→ ITEMS:
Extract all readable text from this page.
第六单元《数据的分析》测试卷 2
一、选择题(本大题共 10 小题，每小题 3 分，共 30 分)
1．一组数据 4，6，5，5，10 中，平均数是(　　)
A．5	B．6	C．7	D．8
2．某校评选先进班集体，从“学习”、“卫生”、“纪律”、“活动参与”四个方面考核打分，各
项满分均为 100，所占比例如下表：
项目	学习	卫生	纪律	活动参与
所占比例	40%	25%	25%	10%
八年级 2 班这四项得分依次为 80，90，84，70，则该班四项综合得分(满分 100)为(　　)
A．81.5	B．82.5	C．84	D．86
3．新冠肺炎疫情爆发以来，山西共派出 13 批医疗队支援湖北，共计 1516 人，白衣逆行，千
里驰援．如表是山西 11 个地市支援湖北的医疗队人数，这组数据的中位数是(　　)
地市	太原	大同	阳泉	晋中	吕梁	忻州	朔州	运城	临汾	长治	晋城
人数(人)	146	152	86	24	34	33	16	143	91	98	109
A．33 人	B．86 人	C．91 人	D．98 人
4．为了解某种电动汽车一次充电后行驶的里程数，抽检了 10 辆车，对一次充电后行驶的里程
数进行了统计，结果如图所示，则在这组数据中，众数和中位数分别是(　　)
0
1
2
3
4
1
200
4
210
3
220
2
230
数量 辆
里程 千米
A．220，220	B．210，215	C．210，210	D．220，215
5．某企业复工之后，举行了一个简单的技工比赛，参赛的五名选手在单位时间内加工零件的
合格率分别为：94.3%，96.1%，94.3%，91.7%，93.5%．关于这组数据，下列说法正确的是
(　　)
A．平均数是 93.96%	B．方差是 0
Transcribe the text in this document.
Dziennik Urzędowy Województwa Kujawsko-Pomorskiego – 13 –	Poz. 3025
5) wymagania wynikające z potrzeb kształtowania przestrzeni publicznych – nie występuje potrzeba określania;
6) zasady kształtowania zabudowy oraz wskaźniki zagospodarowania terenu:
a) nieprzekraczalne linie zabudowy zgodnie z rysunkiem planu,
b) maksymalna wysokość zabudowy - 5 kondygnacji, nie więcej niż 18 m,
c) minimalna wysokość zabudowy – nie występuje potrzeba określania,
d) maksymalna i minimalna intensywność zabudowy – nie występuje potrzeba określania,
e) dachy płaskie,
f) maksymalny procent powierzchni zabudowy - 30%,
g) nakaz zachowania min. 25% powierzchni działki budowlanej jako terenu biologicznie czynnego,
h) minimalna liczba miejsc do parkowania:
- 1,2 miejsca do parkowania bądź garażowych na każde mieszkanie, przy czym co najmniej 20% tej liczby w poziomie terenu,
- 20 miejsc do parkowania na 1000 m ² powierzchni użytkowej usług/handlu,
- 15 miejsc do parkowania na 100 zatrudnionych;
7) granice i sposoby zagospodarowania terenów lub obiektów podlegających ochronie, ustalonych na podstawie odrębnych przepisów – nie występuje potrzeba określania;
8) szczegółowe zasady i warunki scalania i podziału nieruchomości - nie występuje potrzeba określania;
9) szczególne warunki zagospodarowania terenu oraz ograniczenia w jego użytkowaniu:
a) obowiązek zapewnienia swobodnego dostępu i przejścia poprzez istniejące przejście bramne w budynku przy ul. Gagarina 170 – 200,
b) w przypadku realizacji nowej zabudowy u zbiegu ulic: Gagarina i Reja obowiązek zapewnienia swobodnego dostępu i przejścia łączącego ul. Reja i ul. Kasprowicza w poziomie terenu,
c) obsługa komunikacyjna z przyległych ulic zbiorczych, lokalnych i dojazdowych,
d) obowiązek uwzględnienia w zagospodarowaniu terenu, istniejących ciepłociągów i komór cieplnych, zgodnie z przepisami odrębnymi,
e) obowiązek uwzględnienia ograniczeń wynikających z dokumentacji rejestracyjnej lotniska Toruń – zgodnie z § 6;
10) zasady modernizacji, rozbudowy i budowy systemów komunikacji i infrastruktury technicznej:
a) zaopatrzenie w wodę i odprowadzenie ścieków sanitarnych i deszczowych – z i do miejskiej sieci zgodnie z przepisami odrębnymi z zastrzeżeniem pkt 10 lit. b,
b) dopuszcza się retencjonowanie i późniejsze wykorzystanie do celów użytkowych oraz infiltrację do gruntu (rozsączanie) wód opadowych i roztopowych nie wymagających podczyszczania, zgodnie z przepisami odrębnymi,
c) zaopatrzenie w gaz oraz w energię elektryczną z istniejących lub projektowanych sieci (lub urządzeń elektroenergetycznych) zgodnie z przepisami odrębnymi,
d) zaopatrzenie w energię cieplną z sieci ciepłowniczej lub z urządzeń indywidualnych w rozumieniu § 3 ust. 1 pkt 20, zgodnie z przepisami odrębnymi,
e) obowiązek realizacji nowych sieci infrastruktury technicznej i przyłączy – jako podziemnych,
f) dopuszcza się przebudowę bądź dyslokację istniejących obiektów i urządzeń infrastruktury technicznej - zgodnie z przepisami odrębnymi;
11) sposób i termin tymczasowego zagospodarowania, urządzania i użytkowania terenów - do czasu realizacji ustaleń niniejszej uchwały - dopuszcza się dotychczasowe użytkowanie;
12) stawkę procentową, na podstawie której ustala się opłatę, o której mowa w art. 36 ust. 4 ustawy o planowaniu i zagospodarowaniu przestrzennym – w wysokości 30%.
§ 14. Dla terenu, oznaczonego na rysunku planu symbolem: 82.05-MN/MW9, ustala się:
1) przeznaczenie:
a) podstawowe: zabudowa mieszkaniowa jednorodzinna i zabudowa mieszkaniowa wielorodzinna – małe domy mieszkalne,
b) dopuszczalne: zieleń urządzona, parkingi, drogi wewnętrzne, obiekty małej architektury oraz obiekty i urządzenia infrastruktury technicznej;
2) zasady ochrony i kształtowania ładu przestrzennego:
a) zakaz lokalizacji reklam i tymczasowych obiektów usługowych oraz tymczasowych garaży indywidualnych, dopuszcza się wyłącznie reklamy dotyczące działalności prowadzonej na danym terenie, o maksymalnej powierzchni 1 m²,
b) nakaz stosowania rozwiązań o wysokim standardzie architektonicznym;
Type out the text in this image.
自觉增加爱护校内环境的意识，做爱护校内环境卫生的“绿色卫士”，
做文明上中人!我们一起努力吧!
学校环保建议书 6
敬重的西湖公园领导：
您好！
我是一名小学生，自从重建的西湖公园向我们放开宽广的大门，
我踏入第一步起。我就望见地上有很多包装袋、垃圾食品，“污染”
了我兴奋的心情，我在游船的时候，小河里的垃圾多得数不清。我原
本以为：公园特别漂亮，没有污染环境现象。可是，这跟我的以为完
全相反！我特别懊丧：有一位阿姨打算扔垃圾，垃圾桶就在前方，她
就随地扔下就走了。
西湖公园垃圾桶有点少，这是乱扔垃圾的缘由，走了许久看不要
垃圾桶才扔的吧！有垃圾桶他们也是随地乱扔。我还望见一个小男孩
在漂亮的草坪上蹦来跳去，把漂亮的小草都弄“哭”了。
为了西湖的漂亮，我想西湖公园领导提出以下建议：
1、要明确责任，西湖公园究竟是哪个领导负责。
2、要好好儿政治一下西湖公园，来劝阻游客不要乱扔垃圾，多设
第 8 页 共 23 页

→ AIM: From the line containing "Type out the text in this image." through the final line of the listing above, retype every line exactly; leave out everything else.

→ EXERCISE SOLUTION:
Type out the text in this image.
自觉增加爱护校内环境的意识，做爱护校内环境卫生的“绿色卫士”，
做文明上中人!我们一起努力吧!
学校环保建议书 6
敬重的西湖公园领导：
您好！
我是一名小学生，自从重建的西湖公园向我们放开宽广的大门，
我踏入第一步起。我就望见地上有很多包装袋、垃圾食品，“污染”
了我兴奋的心情，我在游船的时候，小河里的垃圾多得数不清。我原
本以为：公园特别漂亮，没有污染环境现象。可是，这跟我的以为完
全相反！我特别懊丧：有一位阿姨打算扔垃圾，垃圾桶就在前方，她
就随地扔下就走了。
西湖公园垃圾桶有点少，这是乱扔垃圾的缘由，走了许久看不要
垃圾桶才扔的吧！有垃圾桶他们也是随地乱扔。我还望见一个小男孩
在漂亮的草坪上蹦来跳去，把漂亮的小草都弄“哭”了。
为了西湖的漂亮，我想西湖公园领导提出以下建议：
1、要明确责任，西湖公园究竟是哪个领导负责。
2、要好好儿政治一下西湖公园，来劝阻游客不要乱扔垃圾，多设
第 8 页 共 23 页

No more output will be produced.